→ Given exercise: Select all lines in the records that include "concerning".

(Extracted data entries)
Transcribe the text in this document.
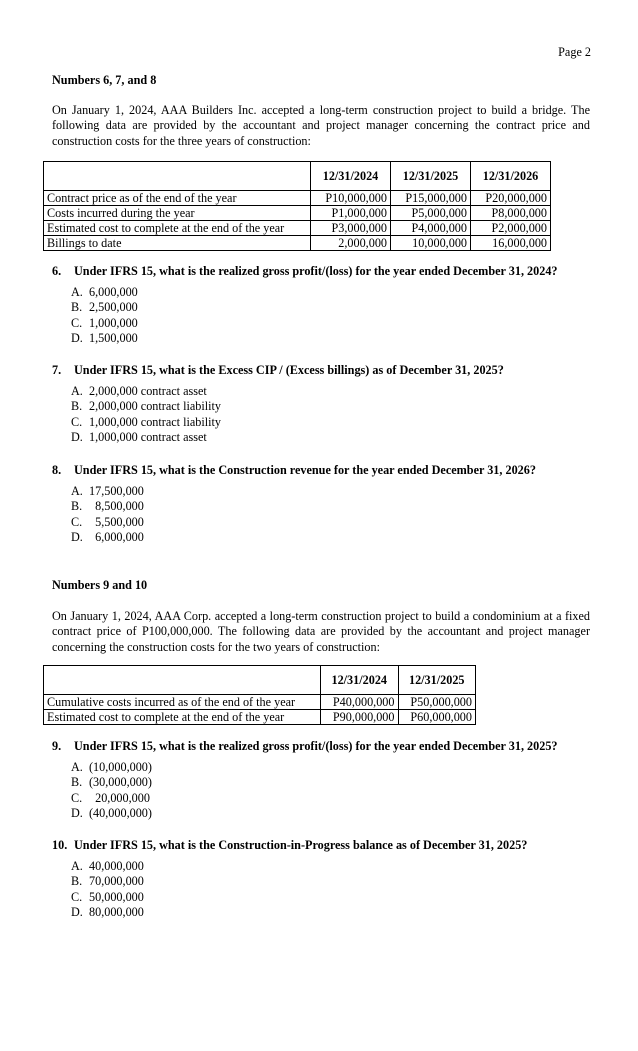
Page 2
Numbers 6, 7, and 8
On January 1, 2024, AAA Builders Inc. accepted a long-term construction project to build a bridge. The following data are provided by the accountant and project manager concerning the contract price and construction costs for the three years of construction:
	12/31/2024	12/31/2025	12/31/2026
Contract price as of the end of the year	P10,000,000	P15,000,000	P20,000,000
Costs incurred during the year	P1,000,000	P5,000,000	P8,000,000
Estimated cost to complete at the end of the year	P3,000,000	P4,000,000	P2,000,000
Billings to date	2,000,000	10,000,000	16,000,000
6. Under IFRS 15, what is the realized gross profit/(loss) for the year ended December 31, 2024?
A. 6,000,000
B. 2,500,000
C. 1,000,000
D. 1,500,000
7. Under IFRS 15, what is the Excess CIP / (Excess billings) as of December 31, 2025?
A. 2,000,000 contract asset
B. 2,000,000 contract liability
C. 1,000,000 contract liability
D. 1,000,000 contract asset
8. Under IFRS 15, what is the Construction revenue for the year ended December 31, 2026?
A. 17,500,000
B.  8,500,000
C.  5,500,000
D.  6,000,000
Numbers 9 and 10
On January 1, 2024, AAA Corp. accepted a long-term construction project to build a condominium at a fixed contract price of P100,000,000. The following data are provided by the accountant and project manager concerning the construction costs for the two years of construction:
	12/31/2024	12/31/2025
Cumulative costs incurred as of the end of the year	P40,000,000	P50,000,000
Estimated cost to complete at the end of the year	P90,000,000	P60,000,000
9. Under IFRS 15, what is the realized gross profit/(loss) for the year ended December 31, 2025?
A. (10,000,000)
B. (30,000,000)
C.  20,000,000
D. (40,000,000)
10. Under IFRS 15, what is the Construction-in-Progress balance as of December 31, 2025?
A. 40,000,000
B. 70,000,000
C. 50,000,000
D. 80,000,000
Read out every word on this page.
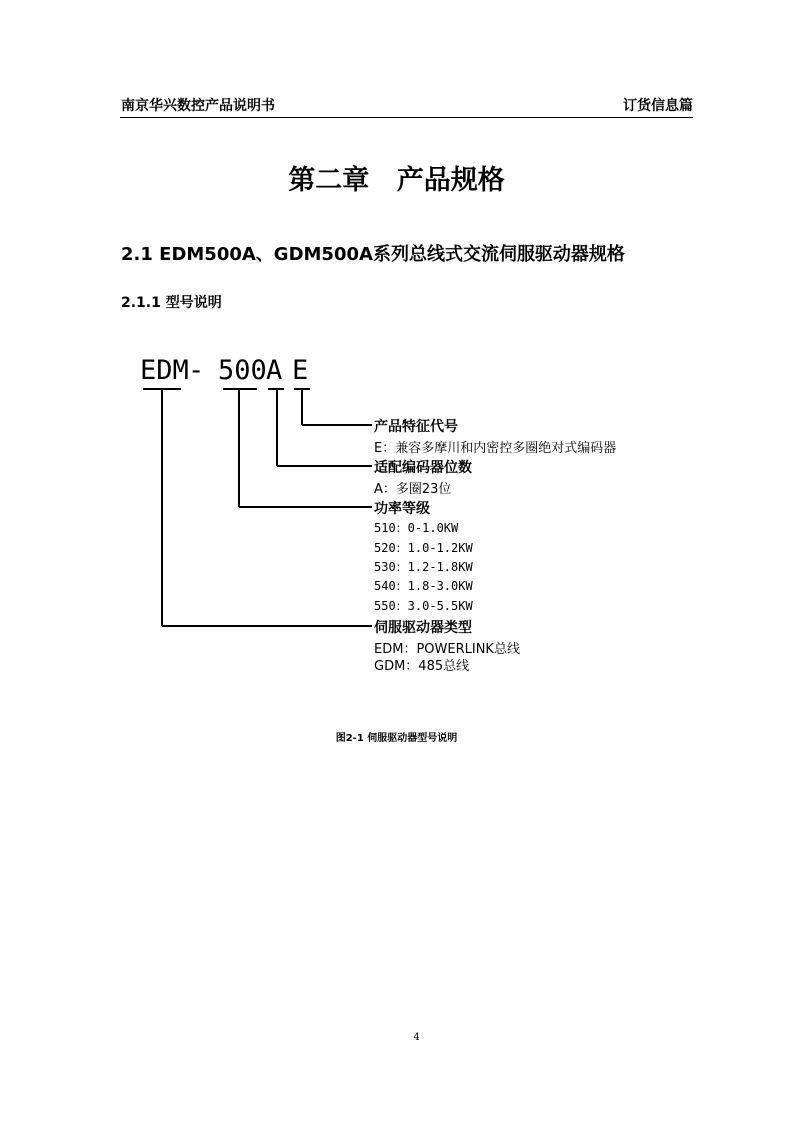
南京华兴数控产品说明书	订货信息篇
第二章 产品规格
2.1 EDM500A、GDM500A系列总线式交流伺服驱动器规格
2.1.1 型号说明
EDM - 500 A E
产品特征代号
E：兼容多摩川和内密控多圈绝对式编码器
适配编码器位数
A：多圈23位
功率等级
510：0-1.0KW
520：1.0-1.2KW
530：1.2-1.8KW
540：1.8-3.0KW
550：3.0-5.5KW
伺服驱动器类型
EDM：POWERLINK总线
GDM：485总线
图2-1 伺服驱动器型号说明
4
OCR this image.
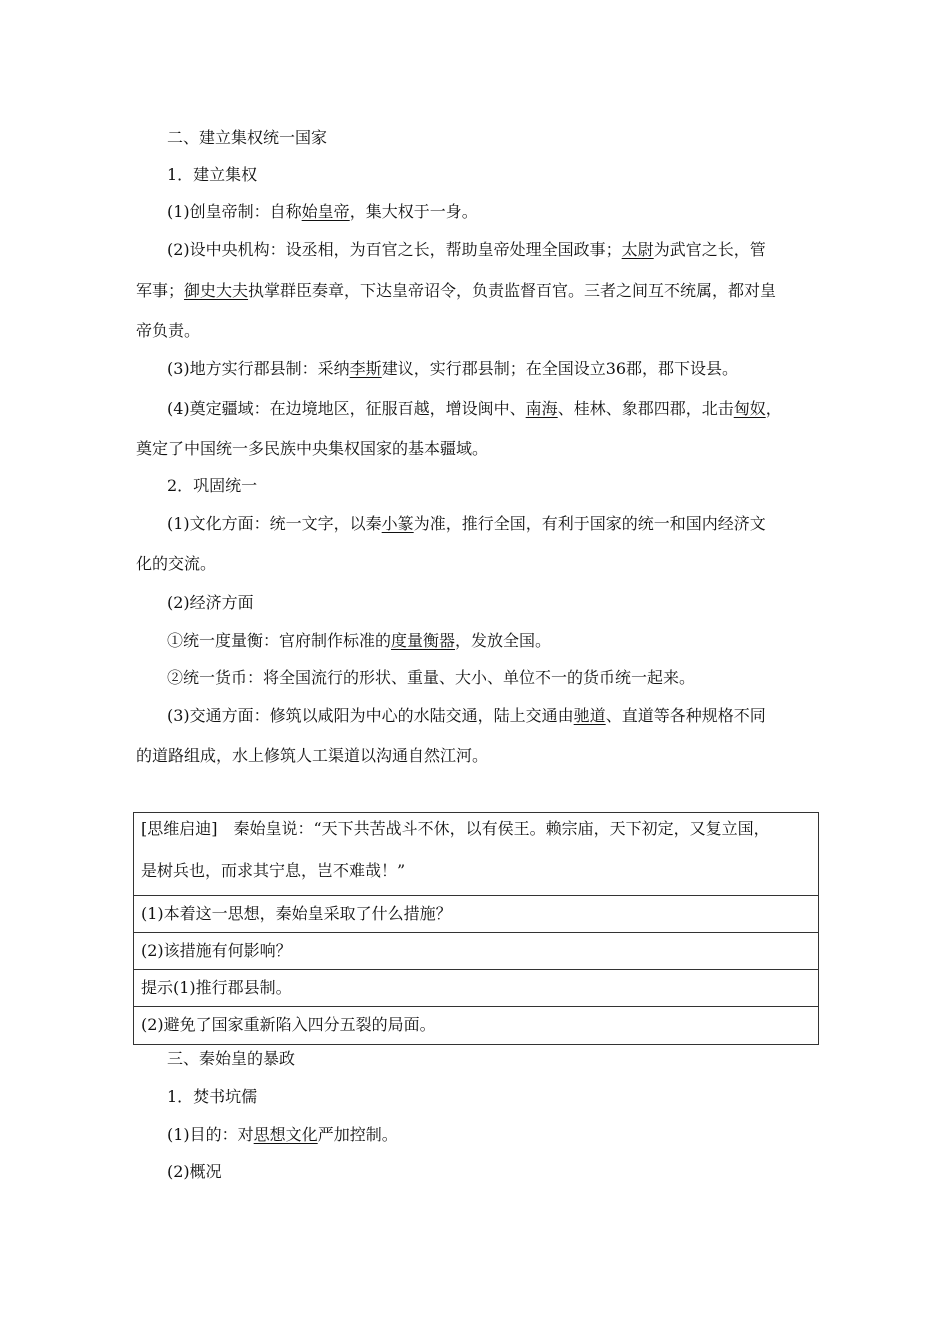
二、建立集权统一国家
1．建立集权
(1)创皇帝制：自称始皇帝，集大权于一身。
(2)设中央机构：设丞相，为百官之长，帮助皇帝处理全国政事；太尉为武官之长，管
军事；御史大夫执掌群臣奏章，下达皇帝诏令，负责监督百官。三者之间互不统属，都对皇
帝负责。
(3)地方实行郡县制：采纳李斯建议，实行郡县制；在全国设立36郡，郡下设县。
(4)奠定疆域：在边境地区，征服百越，增设闽中、南海、桂林、象郡四郡，北击匈奴，
奠定了中国统一多民族中央集权国家的基本疆域。
2．巩固统一
(1)文化方面：统一文字，以秦小篆为准，推行全国，有利于国家的统一和国内经济文
化的交流。
(2)经济方面
①统一度量衡：官府制作标准的度量衡器，发放全国。
②统一货币：将全国流行的形状、重量、大小、单位不一的货币统一起来。
(3)交通方面：修筑以咸阳为中心的水陆交通，陆上交通由驰道、直道等各种规格不同
的道路组成，水上修筑人工渠道以沟通自然江河。
[思维启迪]　秦始皇说：“天下共苦战斗不休，以有侯王。赖宗庙，天下初定，又复立国，
是树兵也，而求其宁息，岂不难哉！”
(1)本着这一思想，秦始皇采取了什么措施？
(2)该措施有何影响？
提示(1)推行郡县制。
(2)避免了国家重新陷入四分五裂的局面。
三、秦始皇的暴政
1．焚书坑儒
(1)目的：对思想文化严加控制。
(2)概况
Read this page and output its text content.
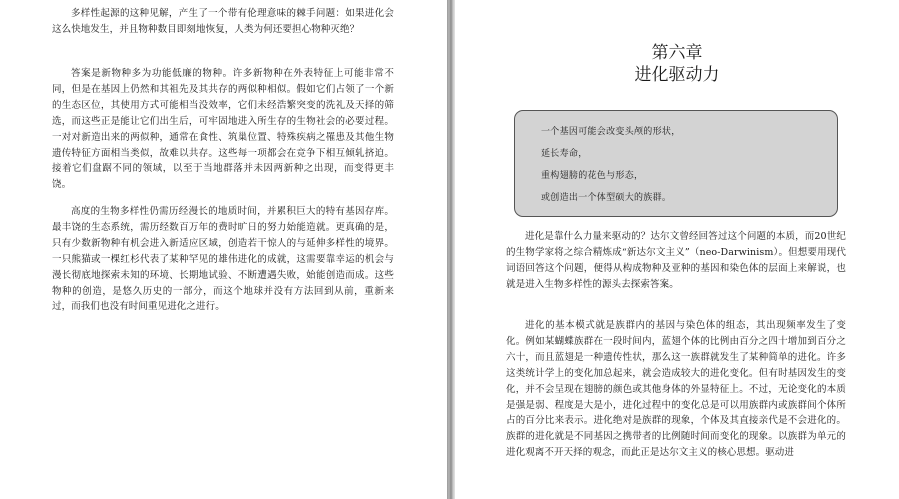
多样性起源的这种见解，产生了一个带有伦理意味的棘手问题：如果进化会这么快地发生，并且物种数目即刻地恢复，人类为何还要担心物种灭绝？

答案是新物种多为功能低廉的物种。许多新物种在外表特征上可能非常不同，但是在基因上仍然和其祖先及其共存的两似种相似。假如它们占领了一个新的生态区位，其使用方式可能相当没效率，它们未经浩繁突变的洗礼及天择的筛选，而这些正是能让它们出生后，可牢固地进入所生存的生物社会的必要过程。一对对新造出来的两似种，通常在食性、筑巢位置、特殊疾病之罹患及其他生物遗传特征方面相当类似，故难以共存。这些每一项都会在竞争下相互倾轧挤迫。接着它们盘踞不同的领域，以至于当地群落并未因两新种之出现，而变得更丰饶。

高度的生物多样性仍需历经漫长的地质时间，并累积巨大的特有基因存库。最丰饶的生态系统，需历经数百万年的费时旷日的努力始能造就。更真确的是，只有少数新物种有机会进入新适应区域，创造若干惊人的与延伸多样性的境界。一只熊猫或一棵红杉代表了某种罕见的雄伟进化的成就，这需要靠幸运的机会与漫长彻底地探索未知的环境、长期地试验、不断遭遇失败，始能创造而成。这些物种的创造，是悠久历史的一部分，而这个地球并没有方法回到从前，重新来过，而我们也没有时间重见进化之进行。

第六章
进化驱动力
一个基因可能会改变头颅的形状，
延长寿命，
重构翅膀的花色与形态，
或创造出一个体型硕大的族群。

进化是靠什么力量来驱动的？达尔文曾经回答过这个问题的本质，而20世纪的生物学家将之综合精炼成“新达尔文主义”（neo-Darwinism）。但想要用现代词语回答这个问题，便得从构成物种及亚种的基因和染色体的层面上来解说，也就是进入生物多样性的源头去探索答案。

进化的基本模式就是族群内的基因与染色体的组态，其出现频率发生了变化。例如某蝴蝶族群在一段时间内，蓝翅个体的比例由百分之四十增加到百分之六十，而且蓝翅是一种遗传性状，那么这一族群就发生了某种简单的进化。许多这类统计学上的变化加总起来，就会造成较大的进化变化。但有时基因发生的变化，并不会呈现在翅膀的颜色或其他身体的外显特征上。不过，无论变化的本质是强是弱、程度是大是小，进化过程中的变化总是可以用族群内或族群间个体所占的百分比来表示。进化绝对是族群的现象，个体及其直接亲代是不会进化的。族群的进化就是不同基因之携带者的比例随时间而变化的现象。以族群为单元的进化观离不开天择的观念，而此正是达尔文主义的核心思想。驱动进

→ Complete response:
On January 1, 2024, AAA Builders Inc. accepted a long-term construction project to build a bridge. The following data are provided by the accountant and project manager concerning the contract price and construction costs for the three years of construction:
On January 1, 2024, AAA Corp. accepted a long-term construction project to build a condominium at a fixed contract price of P100,000,000. The following data are provided by the accountant and project manager concerning the construction costs for the two years of construction:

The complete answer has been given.